AIM:
Look for "factors" in the listing below. Gather each line that contains it.
RAW DATA start
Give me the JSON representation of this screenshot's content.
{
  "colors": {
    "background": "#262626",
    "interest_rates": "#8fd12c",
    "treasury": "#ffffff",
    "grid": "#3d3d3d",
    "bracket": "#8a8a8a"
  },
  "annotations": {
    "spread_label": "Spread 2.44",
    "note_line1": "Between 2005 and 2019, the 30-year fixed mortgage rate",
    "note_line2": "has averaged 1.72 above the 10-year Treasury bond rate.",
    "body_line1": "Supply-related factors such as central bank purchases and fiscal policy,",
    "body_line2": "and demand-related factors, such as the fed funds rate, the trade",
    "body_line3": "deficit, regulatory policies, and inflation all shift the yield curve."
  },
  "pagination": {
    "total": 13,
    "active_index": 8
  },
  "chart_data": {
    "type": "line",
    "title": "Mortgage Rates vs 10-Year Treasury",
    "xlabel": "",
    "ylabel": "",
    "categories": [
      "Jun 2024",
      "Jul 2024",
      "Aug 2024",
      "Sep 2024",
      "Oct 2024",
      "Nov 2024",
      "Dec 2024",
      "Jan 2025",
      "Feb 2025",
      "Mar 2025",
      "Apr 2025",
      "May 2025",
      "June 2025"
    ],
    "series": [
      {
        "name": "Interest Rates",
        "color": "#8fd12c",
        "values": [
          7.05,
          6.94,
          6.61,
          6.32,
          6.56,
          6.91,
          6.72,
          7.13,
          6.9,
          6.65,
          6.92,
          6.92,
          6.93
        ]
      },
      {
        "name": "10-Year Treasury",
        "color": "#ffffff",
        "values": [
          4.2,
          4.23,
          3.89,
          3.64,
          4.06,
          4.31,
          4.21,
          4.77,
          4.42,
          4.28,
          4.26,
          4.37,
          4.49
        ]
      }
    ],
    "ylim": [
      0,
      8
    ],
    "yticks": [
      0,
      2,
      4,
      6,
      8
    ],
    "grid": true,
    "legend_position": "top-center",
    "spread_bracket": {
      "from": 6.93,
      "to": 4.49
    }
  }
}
RAW DATA end
WRITTEN REPLY:
    "body_line1": "Supply-related factors such as central bank purchases and fiscal policy,",
    "body_line2": "and demand-related factors, such as the fed funds rate, the trade",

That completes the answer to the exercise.